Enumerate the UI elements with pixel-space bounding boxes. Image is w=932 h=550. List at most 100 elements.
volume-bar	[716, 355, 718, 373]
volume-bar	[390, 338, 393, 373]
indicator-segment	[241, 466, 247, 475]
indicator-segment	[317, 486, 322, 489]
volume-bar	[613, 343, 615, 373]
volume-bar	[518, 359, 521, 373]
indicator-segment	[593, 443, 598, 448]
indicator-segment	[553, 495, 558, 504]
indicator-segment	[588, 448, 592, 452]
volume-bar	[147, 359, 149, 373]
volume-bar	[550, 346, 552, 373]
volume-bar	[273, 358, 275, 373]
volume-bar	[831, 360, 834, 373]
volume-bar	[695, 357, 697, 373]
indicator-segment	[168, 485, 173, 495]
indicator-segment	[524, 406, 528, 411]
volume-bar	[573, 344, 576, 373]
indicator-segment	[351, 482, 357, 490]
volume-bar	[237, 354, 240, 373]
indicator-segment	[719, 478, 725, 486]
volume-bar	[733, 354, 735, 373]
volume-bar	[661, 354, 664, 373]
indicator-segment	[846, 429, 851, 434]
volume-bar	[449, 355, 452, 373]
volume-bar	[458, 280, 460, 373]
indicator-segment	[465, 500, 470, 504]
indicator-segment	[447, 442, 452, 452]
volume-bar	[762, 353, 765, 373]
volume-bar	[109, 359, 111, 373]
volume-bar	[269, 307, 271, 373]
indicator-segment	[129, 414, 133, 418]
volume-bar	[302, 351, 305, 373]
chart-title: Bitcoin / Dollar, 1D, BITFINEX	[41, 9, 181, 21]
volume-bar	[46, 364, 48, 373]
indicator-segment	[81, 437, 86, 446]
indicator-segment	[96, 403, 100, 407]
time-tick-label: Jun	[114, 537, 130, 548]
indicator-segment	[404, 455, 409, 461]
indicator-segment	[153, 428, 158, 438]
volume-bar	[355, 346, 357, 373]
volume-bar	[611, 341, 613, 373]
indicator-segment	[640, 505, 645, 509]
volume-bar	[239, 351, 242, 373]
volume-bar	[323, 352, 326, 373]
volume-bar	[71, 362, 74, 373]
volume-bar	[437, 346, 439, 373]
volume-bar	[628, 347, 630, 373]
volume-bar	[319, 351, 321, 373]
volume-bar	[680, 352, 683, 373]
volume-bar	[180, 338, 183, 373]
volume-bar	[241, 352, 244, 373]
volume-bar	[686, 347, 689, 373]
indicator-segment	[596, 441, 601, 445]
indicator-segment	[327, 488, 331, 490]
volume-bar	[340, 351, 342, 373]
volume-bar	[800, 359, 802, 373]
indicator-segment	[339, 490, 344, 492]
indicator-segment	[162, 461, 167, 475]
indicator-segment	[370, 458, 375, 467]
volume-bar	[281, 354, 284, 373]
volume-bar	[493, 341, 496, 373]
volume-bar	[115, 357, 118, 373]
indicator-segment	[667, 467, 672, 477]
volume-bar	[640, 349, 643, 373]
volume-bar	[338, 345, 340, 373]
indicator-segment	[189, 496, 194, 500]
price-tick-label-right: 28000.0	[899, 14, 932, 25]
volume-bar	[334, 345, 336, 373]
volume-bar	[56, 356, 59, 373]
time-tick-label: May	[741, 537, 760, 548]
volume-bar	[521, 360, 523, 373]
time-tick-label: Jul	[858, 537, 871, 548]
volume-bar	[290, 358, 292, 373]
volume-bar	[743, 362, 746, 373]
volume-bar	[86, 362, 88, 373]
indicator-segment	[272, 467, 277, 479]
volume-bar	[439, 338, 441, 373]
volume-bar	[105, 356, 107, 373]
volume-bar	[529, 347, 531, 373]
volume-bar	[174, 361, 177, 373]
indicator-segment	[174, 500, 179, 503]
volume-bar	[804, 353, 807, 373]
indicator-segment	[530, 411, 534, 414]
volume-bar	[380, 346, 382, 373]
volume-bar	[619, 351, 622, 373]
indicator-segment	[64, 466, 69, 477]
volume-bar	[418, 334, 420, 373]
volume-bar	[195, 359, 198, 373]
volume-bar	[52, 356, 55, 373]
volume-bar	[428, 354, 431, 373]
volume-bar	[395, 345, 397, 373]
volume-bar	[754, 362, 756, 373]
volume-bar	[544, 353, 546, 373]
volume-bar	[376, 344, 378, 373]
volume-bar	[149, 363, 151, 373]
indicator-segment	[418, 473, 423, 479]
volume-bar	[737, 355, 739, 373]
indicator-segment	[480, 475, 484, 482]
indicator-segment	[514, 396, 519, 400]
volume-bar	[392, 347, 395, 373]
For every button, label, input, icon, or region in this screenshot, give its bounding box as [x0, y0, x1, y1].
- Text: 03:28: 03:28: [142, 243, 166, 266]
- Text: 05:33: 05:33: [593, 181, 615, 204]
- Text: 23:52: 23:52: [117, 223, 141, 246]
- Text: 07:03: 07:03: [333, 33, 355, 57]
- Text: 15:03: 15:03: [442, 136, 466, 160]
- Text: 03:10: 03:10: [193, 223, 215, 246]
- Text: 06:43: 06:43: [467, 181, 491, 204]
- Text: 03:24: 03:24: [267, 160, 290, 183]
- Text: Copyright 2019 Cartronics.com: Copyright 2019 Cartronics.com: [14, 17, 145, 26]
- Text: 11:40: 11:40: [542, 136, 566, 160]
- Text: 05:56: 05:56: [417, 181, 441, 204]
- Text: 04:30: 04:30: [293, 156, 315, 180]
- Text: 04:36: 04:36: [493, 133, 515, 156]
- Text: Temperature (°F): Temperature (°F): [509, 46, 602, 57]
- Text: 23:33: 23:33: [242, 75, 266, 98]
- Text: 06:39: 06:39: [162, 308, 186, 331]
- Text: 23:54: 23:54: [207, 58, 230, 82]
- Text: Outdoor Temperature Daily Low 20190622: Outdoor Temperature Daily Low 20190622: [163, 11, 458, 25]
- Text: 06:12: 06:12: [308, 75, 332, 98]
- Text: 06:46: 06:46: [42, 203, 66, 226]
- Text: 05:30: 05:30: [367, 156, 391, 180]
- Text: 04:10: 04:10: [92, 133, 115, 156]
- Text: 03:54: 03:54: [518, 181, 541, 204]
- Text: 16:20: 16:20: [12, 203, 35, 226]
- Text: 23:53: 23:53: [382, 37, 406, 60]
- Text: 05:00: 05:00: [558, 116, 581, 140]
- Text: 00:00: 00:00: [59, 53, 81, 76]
-=-=-=-=-
COMPITO DA SVOLGERE. Per favore, disponi in una tabella Markdown le righe delle voci, dalla prima fino a quella che contiene "354, 240, 373]" inclusa, tralasciando le righe vuote. Usa le colonne n, con il numero progressivo, e Riga, con il testo della riga.

ESERCIZIO SVOLTO.
| n | Riga |
|---|---|
| 1 | Enumerate the UI elements with pixel-space bounding boxes. Image is w=932 h=550. List at most 100 elements. |
| 2 | volume-bar	[716, 355, 718, 373] |
| 3 | volume-bar	[390, 338, 393, 373] |
| 4 | indicator-segment	[241, 466, 247, 475] |
| 5 | indicator-segment	[317, 486, 322, 489] |
| 6 | volume-bar	[613, 343, 615, 373] |
| 7 | volume-bar	[518, 359, 521, 373] |
| 8 | indicator-segment	[593, 443, 598, 448] |
| 9 | indicator-segment	[553, 495, 558, 504] |
| 10 | indicator-segment	[588, 448, 592, 452] |
| 11 | volume-bar	[147, 359, 149, 373] |
| 12 | volume-bar	[550, 346, 552, 373] |
| 13 | volume-bar	[273, 358, 275, 373] |
| 14 | volume-bar	[831, 360, 834, 373] |
| 15 | volume-bar	[695, 357, 697, 373] |
| 16 | indicator-segment	[168, 485, 173, 495] |
| 17 | indicator-segment	[524, 406, 528, 411] |
| 18 | volume-bar	[573, 344, 576, 373] |
| 19 | indicator-segment	[351, 482, 357, 490] |
| 20 | volume-bar	[237, 354, 240, 373] |